Written problem:
Copy out the lines below, swapping every "bullet-icon" for "list-marker" and leaving everything else unchanged.

[Start]

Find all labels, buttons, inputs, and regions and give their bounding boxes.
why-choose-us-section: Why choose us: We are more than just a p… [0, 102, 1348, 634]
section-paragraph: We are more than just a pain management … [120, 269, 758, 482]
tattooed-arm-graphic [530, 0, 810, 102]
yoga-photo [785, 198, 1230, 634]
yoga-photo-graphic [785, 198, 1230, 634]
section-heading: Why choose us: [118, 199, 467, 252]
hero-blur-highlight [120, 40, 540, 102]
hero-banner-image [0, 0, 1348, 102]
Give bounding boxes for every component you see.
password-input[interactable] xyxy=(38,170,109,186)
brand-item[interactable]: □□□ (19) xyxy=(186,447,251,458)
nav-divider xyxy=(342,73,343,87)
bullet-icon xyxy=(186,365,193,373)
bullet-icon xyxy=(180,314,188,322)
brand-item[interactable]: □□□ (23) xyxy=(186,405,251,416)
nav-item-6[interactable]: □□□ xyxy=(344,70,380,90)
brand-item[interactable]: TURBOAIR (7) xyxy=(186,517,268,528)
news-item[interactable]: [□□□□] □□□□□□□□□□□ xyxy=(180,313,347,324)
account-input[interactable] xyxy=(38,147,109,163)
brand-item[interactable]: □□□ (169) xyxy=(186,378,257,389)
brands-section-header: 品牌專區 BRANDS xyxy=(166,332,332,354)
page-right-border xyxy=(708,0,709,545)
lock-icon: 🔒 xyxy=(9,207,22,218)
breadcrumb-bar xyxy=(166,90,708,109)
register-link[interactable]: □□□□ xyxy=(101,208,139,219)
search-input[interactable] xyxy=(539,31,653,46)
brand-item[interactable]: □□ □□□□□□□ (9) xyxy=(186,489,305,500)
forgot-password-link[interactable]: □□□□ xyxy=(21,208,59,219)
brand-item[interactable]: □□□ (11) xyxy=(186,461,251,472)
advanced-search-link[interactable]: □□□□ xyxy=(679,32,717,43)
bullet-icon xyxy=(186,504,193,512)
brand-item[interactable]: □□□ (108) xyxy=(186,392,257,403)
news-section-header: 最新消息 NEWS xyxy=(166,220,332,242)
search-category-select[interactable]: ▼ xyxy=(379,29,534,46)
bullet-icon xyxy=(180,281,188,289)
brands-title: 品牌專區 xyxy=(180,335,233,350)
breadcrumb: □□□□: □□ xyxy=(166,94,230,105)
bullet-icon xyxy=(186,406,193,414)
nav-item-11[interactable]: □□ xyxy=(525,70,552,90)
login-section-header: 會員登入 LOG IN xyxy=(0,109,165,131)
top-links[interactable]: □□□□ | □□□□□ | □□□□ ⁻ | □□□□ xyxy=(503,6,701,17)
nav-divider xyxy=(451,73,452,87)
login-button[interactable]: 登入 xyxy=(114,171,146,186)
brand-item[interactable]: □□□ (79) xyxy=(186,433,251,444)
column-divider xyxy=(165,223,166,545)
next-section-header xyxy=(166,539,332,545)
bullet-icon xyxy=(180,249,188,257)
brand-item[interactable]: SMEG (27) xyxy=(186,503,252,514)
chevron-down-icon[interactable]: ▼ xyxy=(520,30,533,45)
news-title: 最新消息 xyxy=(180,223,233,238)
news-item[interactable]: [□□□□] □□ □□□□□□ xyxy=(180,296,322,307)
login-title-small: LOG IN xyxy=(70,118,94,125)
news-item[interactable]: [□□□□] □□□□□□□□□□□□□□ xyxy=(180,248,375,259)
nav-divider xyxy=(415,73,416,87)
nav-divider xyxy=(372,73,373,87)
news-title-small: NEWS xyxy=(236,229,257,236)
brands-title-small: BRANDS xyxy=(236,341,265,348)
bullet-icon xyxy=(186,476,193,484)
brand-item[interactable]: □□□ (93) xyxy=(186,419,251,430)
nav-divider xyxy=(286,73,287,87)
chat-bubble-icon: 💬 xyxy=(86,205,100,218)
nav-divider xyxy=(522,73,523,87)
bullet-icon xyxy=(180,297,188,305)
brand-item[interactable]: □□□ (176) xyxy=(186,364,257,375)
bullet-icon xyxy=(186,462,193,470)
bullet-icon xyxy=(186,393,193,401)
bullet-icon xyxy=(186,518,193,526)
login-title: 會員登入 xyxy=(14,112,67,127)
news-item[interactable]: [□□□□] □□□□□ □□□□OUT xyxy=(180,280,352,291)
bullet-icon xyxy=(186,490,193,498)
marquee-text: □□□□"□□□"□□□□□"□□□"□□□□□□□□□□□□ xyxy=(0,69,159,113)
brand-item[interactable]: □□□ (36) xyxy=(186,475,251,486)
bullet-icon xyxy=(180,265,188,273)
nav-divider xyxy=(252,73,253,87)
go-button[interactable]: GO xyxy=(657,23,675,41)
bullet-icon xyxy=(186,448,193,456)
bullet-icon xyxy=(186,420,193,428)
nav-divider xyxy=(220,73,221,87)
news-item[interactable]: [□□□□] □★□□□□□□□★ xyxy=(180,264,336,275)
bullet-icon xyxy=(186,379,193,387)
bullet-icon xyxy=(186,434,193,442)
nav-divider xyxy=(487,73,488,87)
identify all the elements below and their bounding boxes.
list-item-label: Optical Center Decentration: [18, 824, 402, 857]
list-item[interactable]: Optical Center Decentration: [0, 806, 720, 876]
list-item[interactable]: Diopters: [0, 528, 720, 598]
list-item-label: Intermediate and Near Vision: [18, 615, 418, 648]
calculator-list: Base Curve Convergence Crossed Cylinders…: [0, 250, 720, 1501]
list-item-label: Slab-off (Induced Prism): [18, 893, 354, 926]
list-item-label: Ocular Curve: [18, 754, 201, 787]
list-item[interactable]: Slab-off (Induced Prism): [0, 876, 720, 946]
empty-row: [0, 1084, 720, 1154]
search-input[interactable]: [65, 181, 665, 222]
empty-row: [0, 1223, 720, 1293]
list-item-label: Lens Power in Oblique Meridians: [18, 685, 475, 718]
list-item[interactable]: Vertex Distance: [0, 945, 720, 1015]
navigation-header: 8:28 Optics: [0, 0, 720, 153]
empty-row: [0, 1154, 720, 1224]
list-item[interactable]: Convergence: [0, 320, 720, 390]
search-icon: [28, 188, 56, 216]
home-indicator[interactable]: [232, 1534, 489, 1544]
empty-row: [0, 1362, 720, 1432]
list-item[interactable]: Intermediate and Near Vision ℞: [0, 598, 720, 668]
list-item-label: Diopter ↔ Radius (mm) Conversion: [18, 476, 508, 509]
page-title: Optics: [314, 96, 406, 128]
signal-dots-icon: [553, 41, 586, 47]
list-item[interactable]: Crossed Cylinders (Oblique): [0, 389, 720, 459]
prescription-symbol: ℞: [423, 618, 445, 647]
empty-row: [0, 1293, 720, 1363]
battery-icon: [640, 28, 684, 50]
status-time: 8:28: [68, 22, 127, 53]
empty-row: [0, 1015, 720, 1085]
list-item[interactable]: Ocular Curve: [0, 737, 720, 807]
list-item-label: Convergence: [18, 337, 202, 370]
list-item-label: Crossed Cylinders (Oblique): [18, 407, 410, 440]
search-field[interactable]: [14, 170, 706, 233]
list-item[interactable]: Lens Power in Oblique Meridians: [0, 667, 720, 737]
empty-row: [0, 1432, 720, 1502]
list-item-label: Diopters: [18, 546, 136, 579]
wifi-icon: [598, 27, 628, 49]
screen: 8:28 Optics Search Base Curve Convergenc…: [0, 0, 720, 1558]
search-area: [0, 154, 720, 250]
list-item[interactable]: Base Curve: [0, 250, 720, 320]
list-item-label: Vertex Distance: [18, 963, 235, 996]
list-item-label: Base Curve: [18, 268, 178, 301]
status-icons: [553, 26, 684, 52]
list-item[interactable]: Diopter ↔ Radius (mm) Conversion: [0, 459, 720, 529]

[End]

Response below:
Find all labels, buttons, inputs, and regions and give their bounding boxes.
why-choose-us-section: Why choose us: We are more than just a p… [0, 102, 1348, 634]
section-paragraph: We are more than just a pain management … [120, 269, 758, 482]
tattooed-arm-graphic [530, 0, 810, 102]
yoga-photo [785, 198, 1230, 634]
yoga-photo-graphic [785, 198, 1230, 634]
section-heading: Why choose us: [118, 199, 467, 252]
hero-blur-highlight [120, 40, 540, 102]
hero-banner-image [0, 0, 1348, 102]
Give bounding boxes for every component you see.
password-input[interactable] xyxy=(38,170,109,186)
brand-item[interactable]: □□□ (19) xyxy=(186,447,251,458)
nav-divider xyxy=(342,73,343,87)
list-marker xyxy=(186,365,193,373)
list-marker xyxy=(180,314,188,322)
brand-item[interactable]: □□□ (23) xyxy=(186,405,251,416)
nav-item-6[interactable]: □□□ xyxy=(344,70,380,90)
brand-item[interactable]: TURBOAIR (7) xyxy=(186,517,268,528)
news-item[interactable]: [□□□□] □□□□□□□□□□□ xyxy=(180,313,347,324)
account-input[interactable] xyxy=(38,147,109,163)
brand-item[interactable]: □□□ (169) xyxy=(186,378,257,389)
brands-section-header: 品牌專區 BRANDS xyxy=(166,332,332,354)
page-right-border xyxy=(708,0,709,545)
lock-icon: 🔒 xyxy=(9,207,22,218)
breadcrumb-bar xyxy=(166,90,708,109)
register-link[interactable]: □□□□ xyxy=(101,208,139,219)
search-input[interactable] xyxy=(539,31,653,46)
brand-item[interactable]: □□ □□□□□□□ (9) xyxy=(186,489,305,500)
forgot-password-link[interactable]: □□□□ xyxy=(21,208,59,219)
brand-item[interactable]: □□□ (11) xyxy=(186,461,251,472)
advanced-search-link[interactable]: □□□□ xyxy=(679,32,717,43)
list-marker xyxy=(186,504,193,512)
brand-item[interactable]: □□□ (108) xyxy=(186,392,257,403)
news-section-header: 最新消息 NEWS xyxy=(166,220,332,242)
search-category-select[interactable]: ▼ xyxy=(379,29,534,46)
list-marker xyxy=(180,281,188,289)
brands-title: 品牌專區 xyxy=(180,335,233,350)
breadcrumb: □□□□: □□ xyxy=(166,94,230,105)
list-marker xyxy=(186,406,193,414)
nav-item-11[interactable]: □□ xyxy=(525,70,552,90)
login-section-header: 會員登入 LOG IN xyxy=(0,109,165,131)
top-links[interactable]: □□□□ | □□□□□ | □□□□ ⁻ | □□□□ xyxy=(503,6,701,17)
nav-divider xyxy=(451,73,452,87)
login-button[interactable]: 登入 xyxy=(114,171,146,186)
brand-item[interactable]: □□□ (79) xyxy=(186,433,251,444)
column-divider xyxy=(165,223,166,545)
next-section-header xyxy=(166,539,332,545)
list-marker xyxy=(180,249,188,257)
brand-item[interactable]: SMEG (27) xyxy=(186,503,252,514)
chevron-down-icon[interactable]: ▼ xyxy=(520,30,533,45)
news-title: 最新消息 xyxy=(180,223,233,238)
news-item[interactable]: [□□□□] □□ □□□□□□ xyxy=(180,296,322,307)
login-title-small: LOG IN xyxy=(70,118,94,125)
news-item[interactable]: [□□□□] □□□□□□□□□□□□□□ xyxy=(180,248,375,259)
nav-divider xyxy=(415,73,416,87)
nav-divider xyxy=(372,73,373,87)
news-title-small: NEWS xyxy=(236,229,257,236)
brands-title-small: BRANDS xyxy=(236,341,265,348)
list-marker xyxy=(186,476,193,484)
brand-item[interactable]: □□□ (93) xyxy=(186,419,251,430)
nav-divider xyxy=(286,73,287,87)
chat-bubble-icon: 💬 xyxy=(86,205,100,218)
nav-divider xyxy=(522,73,523,87)
list-marker xyxy=(180,297,188,305)
brand-item[interactable]: □□□ (176) xyxy=(186,364,257,375)
list-marker xyxy=(186,462,193,470)
list-marker xyxy=(186,393,193,401)
list-marker xyxy=(186,518,193,526)
login-title: 會員登入 xyxy=(14,112,67,127)
news-item[interactable]: [□□□□] □□□□□ □□□□OUT xyxy=(180,280,352,291)
list-marker xyxy=(186,490,193,498)
marquee-text: □□□□"□□□"□□□□□"□□□"□□□□□□□□□□□□ xyxy=(0,69,159,113)
brand-item[interactable]: □□□ (36) xyxy=(186,475,251,486)
list-marker xyxy=(180,265,188,273)
nav-divider xyxy=(252,73,253,87)
go-button[interactable]: GO xyxy=(657,23,675,41)
list-marker xyxy=(186,448,193,456)
list-marker xyxy=(186,420,193,428)
nav-divider xyxy=(220,73,221,87)
news-item[interactable]: [□□□□] □★□□□□□□□★ xyxy=(180,264,336,275)
list-marker xyxy=(186,379,193,387)
list-marker xyxy=(186,434,193,442)
nav-divider xyxy=(487,73,488,87)
identify all the elements below and their bounding boxes.
list-item-label: Optical Center Decentration: [18, 824, 402, 857]
list-item[interactable]: Optical Center Decentration: [0, 806, 720, 876]
list-item[interactable]: Diopters: [0, 528, 720, 598]
list-item-label: Intermediate and Near Vision: [18, 615, 418, 648]
calculator-list: Base Curve Convergence Crossed Cylinders…: [0, 250, 720, 1501]
list-item-label: Slab-off (Induced Prism): [18, 893, 354, 926]
list-item-label: Ocular Curve: [18, 754, 201, 787]
list-item[interactable]: Slab-off (Induced Prism): [0, 876, 720, 946]
empty-row: [0, 1084, 720, 1154]
search-input[interactable]: [65, 181, 665, 222]
empty-row: [0, 1223, 720, 1293]
list-item-label: Lens Power in Oblique Meridians: [18, 685, 475, 718]
list-item[interactable]: Vertex Distance: [0, 945, 720, 1015]
navigation-header: 8:28 Optics: [0, 0, 720, 153]
empty-row: [0, 1154, 720, 1224]
list-item[interactable]: Convergence: [0, 320, 720, 390]
search-icon: [28, 188, 56, 216]
home-indicator[interactable]: [232, 1534, 489, 1544]
empty-row: [0, 1362, 720, 1432]
list-item[interactable]: Intermediate and Near Vision ℞: [0, 598, 720, 668]
list-item-label: Diopter ↔ Radius (mm) Conversion: [18, 476, 508, 509]
page-title: Optics: [314, 96, 406, 128]
signal-dots-icon: [553, 41, 586, 47]
list-item[interactable]: Crossed Cylinders (Oblique): [0, 389, 720, 459]
prescription-symbol: ℞: [423, 618, 445, 647]
empty-row: [0, 1293, 720, 1363]
battery-icon: [640, 28, 684, 50]
status-time: 8:28: [68, 22, 127, 53]
empty-row: [0, 1015, 720, 1085]
list-item[interactable]: Ocular Curve: [0, 737, 720, 807]
list-item-label: Convergence: [18, 337, 202, 370]
list-item-label: Crossed Cylinders (Oblique): [18, 407, 410, 440]
search-field[interactable]: [14, 170, 706, 233]
list-item[interactable]: Lens Power in Oblique Meridians: [0, 667, 720, 737]
empty-row: [0, 1432, 720, 1502]
list-item-label: Diopters: [18, 546, 136, 579]
wifi-icon: [598, 27, 628, 49]
screen: 8:28 Optics Search Base Curve Convergenc…: [0, 0, 720, 1558]
search-area: [0, 154, 720, 250]
list-item[interactable]: Base Curve: [0, 250, 720, 320]
list-item-label: Vertex Distance: [18, 963, 235, 996]
list-item-label: Base Curve: [18, 268, 178, 301]
status-icons: [553, 26, 684, 52]
list-item[interactable]: Diopter ↔ Radius (mm) Conversion: [0, 459, 720, 529]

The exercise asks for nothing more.